**RECORDS FOR THIS EXERCISE:**
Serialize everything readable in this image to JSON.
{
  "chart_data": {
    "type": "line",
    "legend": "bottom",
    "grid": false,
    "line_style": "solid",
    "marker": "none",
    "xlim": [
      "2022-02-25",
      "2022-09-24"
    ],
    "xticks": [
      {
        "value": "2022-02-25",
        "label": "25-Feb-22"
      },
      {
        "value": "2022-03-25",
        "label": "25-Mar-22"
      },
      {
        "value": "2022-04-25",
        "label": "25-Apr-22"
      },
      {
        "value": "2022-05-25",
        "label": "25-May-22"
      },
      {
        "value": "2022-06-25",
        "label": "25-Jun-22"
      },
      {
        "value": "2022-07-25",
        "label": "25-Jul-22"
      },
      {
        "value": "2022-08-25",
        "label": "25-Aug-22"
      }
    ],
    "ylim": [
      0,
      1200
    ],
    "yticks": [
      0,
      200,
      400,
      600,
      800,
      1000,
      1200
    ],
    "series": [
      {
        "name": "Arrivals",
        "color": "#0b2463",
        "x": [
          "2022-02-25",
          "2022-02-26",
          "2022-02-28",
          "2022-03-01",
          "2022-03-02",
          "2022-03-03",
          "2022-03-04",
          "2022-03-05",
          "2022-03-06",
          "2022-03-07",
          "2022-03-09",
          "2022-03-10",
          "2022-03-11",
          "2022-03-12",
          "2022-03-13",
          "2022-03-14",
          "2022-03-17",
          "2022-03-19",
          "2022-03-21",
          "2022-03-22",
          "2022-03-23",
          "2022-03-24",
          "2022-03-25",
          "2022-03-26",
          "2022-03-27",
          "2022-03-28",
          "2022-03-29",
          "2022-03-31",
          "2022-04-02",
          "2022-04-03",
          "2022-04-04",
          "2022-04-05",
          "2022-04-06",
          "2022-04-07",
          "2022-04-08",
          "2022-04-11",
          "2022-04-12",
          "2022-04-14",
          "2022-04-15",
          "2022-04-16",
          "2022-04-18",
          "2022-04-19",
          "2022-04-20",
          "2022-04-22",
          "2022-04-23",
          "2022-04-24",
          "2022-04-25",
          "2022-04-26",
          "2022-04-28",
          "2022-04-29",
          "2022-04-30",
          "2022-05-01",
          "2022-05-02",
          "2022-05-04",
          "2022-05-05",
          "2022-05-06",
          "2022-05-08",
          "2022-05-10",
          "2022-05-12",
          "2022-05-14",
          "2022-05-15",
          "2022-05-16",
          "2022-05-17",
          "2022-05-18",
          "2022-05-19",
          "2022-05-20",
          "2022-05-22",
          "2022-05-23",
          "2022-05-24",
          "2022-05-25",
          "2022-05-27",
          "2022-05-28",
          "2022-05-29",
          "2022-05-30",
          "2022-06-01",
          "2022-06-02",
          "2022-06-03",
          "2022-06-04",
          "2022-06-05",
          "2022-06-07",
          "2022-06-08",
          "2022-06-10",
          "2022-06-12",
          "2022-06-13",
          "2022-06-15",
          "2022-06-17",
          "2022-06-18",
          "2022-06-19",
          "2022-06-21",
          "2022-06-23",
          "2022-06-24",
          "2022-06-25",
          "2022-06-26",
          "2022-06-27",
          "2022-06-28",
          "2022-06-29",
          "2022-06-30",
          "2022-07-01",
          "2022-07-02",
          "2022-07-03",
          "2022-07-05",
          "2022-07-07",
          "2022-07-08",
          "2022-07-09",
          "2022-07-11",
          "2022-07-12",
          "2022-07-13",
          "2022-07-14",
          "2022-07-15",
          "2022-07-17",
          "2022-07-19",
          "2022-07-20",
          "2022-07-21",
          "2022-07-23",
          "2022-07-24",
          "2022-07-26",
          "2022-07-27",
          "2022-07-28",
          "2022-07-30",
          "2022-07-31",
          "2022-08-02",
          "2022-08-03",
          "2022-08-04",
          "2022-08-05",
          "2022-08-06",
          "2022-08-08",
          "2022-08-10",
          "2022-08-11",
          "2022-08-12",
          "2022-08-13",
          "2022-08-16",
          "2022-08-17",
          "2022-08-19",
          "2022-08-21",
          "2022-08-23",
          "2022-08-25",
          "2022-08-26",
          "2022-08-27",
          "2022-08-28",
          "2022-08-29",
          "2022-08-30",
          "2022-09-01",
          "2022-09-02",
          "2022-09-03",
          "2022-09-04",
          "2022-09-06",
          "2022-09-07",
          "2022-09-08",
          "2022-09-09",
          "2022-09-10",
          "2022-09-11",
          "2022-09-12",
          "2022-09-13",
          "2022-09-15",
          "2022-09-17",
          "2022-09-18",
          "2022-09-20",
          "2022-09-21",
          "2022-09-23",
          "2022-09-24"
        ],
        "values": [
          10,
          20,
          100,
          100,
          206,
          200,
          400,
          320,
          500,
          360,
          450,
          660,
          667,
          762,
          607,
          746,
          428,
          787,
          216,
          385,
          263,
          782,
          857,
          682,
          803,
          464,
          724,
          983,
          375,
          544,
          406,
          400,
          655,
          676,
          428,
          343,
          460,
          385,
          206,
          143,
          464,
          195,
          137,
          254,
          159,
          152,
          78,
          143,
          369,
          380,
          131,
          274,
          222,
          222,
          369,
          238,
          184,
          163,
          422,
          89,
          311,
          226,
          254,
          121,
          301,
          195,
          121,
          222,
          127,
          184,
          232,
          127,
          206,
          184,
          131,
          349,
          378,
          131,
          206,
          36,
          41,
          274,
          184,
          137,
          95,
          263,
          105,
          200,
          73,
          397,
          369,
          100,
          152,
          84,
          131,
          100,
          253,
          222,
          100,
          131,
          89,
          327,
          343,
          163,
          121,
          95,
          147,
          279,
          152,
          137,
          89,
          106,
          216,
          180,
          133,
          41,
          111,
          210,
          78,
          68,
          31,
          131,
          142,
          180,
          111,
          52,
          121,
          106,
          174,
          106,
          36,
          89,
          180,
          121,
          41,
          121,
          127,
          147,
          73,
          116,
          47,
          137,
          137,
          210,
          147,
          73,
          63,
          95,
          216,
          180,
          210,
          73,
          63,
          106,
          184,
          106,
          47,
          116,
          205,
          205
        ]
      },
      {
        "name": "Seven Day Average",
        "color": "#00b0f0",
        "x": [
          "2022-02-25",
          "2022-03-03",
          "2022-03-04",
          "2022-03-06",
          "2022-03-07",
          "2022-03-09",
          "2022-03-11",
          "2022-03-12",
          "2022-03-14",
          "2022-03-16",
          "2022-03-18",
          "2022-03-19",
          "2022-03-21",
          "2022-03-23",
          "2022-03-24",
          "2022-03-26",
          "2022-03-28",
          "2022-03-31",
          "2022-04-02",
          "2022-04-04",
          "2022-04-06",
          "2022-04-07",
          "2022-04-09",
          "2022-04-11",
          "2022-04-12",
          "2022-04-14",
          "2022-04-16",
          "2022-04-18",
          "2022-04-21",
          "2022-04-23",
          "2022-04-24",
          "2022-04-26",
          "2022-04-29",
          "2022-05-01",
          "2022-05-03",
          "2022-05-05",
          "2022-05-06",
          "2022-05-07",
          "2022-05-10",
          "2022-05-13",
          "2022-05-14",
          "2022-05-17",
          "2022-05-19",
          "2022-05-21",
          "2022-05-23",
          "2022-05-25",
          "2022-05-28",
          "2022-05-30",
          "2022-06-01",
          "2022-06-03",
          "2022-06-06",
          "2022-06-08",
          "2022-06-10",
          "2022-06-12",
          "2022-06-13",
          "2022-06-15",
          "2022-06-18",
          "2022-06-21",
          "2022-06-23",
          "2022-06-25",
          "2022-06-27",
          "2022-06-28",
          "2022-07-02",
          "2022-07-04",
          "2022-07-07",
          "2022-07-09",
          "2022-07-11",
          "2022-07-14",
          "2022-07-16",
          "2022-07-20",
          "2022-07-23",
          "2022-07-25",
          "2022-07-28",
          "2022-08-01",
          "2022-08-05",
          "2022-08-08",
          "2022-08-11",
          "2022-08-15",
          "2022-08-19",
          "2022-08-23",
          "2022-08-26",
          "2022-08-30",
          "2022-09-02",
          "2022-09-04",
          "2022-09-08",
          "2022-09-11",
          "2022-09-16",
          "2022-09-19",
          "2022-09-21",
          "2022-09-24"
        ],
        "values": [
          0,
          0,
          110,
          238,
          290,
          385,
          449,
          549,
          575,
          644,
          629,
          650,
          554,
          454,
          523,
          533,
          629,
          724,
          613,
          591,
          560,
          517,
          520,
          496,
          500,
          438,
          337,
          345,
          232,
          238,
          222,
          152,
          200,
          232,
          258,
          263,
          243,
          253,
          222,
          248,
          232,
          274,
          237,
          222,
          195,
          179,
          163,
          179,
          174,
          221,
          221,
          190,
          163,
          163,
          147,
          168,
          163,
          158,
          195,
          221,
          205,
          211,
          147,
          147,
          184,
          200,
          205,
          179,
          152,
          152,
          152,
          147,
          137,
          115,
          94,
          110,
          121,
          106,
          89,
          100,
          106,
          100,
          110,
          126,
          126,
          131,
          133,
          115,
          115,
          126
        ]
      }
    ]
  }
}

**WORK TO COMPLETE:** Your task is to list each line of the records with the word "name".

**OUTPUT OF THE EXERCISE:**
        "name": "Arrivals",
        "name": "Seven Day Average",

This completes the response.